SET TASK 1
Quote the passage on work life balance word for word, beginning at the words "Kate is a hard-working" and ending after the words "inadvertently dividing themselves.".

EXCERPT PROVIDED
How to Achieve a Realistic Work Life Balance

How to Achieve a Realistic Work Life Balance

Kate is a hard-working manager working at a startup company.  She toils at work but gets that nagging feeling that she’s missing out on living her life. And then perversely, when she’s not working, she tries to switch off ‘work-mode’ to enjoy her passions, friends, family… but eventually she finds that she just doesn’t have the energy.

Many people are like Kate, misunderstanding the true meaning of work life balance. They try to keep ‘work’ and ‘life’ separate, but this brings undesirable results.

The Mystery of Work Life Balance

Those who are trying to maintain a work life balance only by dividing their time – by driving a sharp wedge between work-mode and life-mode – are inadvertently dividing themselves.

RECORDED DATA
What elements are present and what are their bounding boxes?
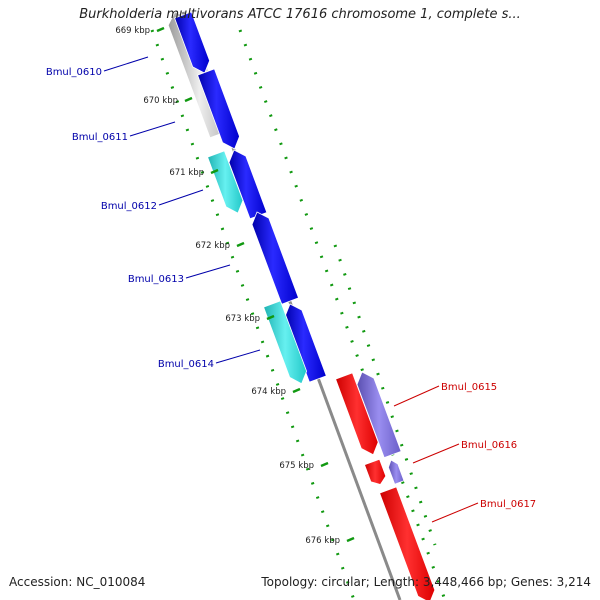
gene-label-bmul_0615[interactable]: Bmul_0615 — [441, 382, 497, 393]
ruler-tick — [236, 241, 245, 248]
ruler-tick — [292, 387, 301, 394]
ruler-tick — [210, 168, 219, 175]
gene-labels: Bmul_0610 Bmul_0611 Bmul_0612 Bmul_0613 Bmul… — [46, 56, 536, 523]
ruler-tick-label: 673 kbp — [225, 314, 260, 324]
gene-feature-cyan — [263, 300, 308, 385]
ruler-tick — [184, 96, 193, 103]
gene-feature-cyan — [207, 150, 244, 214]
ruler-tick-label: 676 kbp — [305, 536, 340, 546]
ruler-tick-label: 670 kbp — [143, 96, 178, 106]
gene-feature-blue — [174, 11, 211, 74]
gene-feature-violet — [356, 371, 402, 459]
gene-label-bmul_0610[interactable]: Bmul_0610 — [46, 67, 102, 78]
ruler-tick — [156, 26, 165, 33]
coordinate-ruler: 669 kbp 670 kbp 671 kbp 672 kbp 673 kbp 674 k… — [115, 26, 355, 546]
gene-feature-red — [363, 458, 387, 485]
ruler-tick — [266, 314, 275, 321]
gene-feature-blue — [197, 68, 240, 150]
ruler-tick-label: 669 kbp — [115, 26, 150, 36]
gene-features — [167, 11, 436, 600]
gene-feature-red — [379, 486, 436, 600]
gene-feature-blue — [251, 211, 300, 305]
gene-label-bmul_0611[interactable]: Bmul_0611 — [72, 132, 128, 143]
gene-label-bmul_0613[interactable]: Bmul_0613 — [128, 274, 184, 285]
gene-leader-line — [185, 264, 231, 279]
ruler-tick-label: 671 kbp — [169, 168, 204, 178]
topology-text: Topology: circular; Length: 3,448,466 bp… — [261, 575, 591, 589]
gene-leader-line — [431, 502, 479, 523]
gene-leader-line — [215, 349, 261, 364]
gene-leader-line — [103, 56, 149, 72]
gene-leader-line — [412, 443, 460, 464]
gene-leader-line — [158, 189, 204, 206]
ruler-tick-label: 675 kbp — [279, 461, 314, 471]
gene-label-bmul_0612[interactable]: Bmul_0612 — [101, 201, 157, 212]
gene-feature-red — [335, 372, 379, 456]
gene-label-bmul_0616[interactable]: Bmul_0616 — [461, 440, 517, 451]
gene-label-bmul_0617[interactable]: Bmul_0617 — [480, 499, 536, 510]
map-title: Burkholderia multivorans ATCC 17616 chro… — [79, 7, 521, 22]
ruler-tick — [320, 461, 329, 468]
accession-text: Accession: NC_010084 — [9, 575, 146, 589]
gene-label-bmul_0614[interactable]: Bmul_0614 — [158, 359, 214, 370]
ruler-tick-label: 674 kbp — [251, 387, 286, 397]
gene-feature-violet — [387, 459, 405, 485]
gene-leader-line — [129, 121, 176, 137]
gene-leader-line — [393, 385, 440, 407]
ruler-tick-label: 672 kbp — [195, 241, 230, 251]
ruler-tick — [346, 536, 355, 543]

SET TASK 2
Print the lines in the records from the line that contains "gene-label-bmul_0615[interactable]: Bmul_0615 —" through the line that contains "gene-feature-cyan — [263, 300, 308, 385]", both included, and nothing else.

WRITTEN SOLUTION 1
Kate is a hard-working manager working at a startup company.  She toils at work but gets that nagging feeling that she’s missing out on living her life. And then perversely, when she’s not working, she tries to switch off ‘work-mode’ to enjoy her passions, friends, family… but eventually she finds that she just doesn’t have the energy.

Many people are like Kate, misunderstanding the true meaning of work life balance. They try to keep ‘work’ and ‘life’ separate, but this brings undesirable results.

The Mystery of Work Life Balance

Those who are trying to maintain a work life balance only by dividing their time – by driving a sharp wedge between work-mode and life-mode – are inadvertently dividing themselves.

WRITTEN SOLUTION 2
gene-label-bmul_0615[interactable]: Bmul_0615 — [441, 382, 497, 393]
ruler-tick — [236, 241, 245, 248]
ruler-tick — [292, 387, 301, 394]
ruler-tick — [210, 168, 219, 175]
gene-labels: Bmul_0610 Bmul_0611 Bmul_0612 Bmul_0613 Bmul… — [46, 56, 536, 523]
ruler-tick-label: 673 kbp — [225, 314, 260, 324]
gene-feature-cyan — [263, 300, 308, 385]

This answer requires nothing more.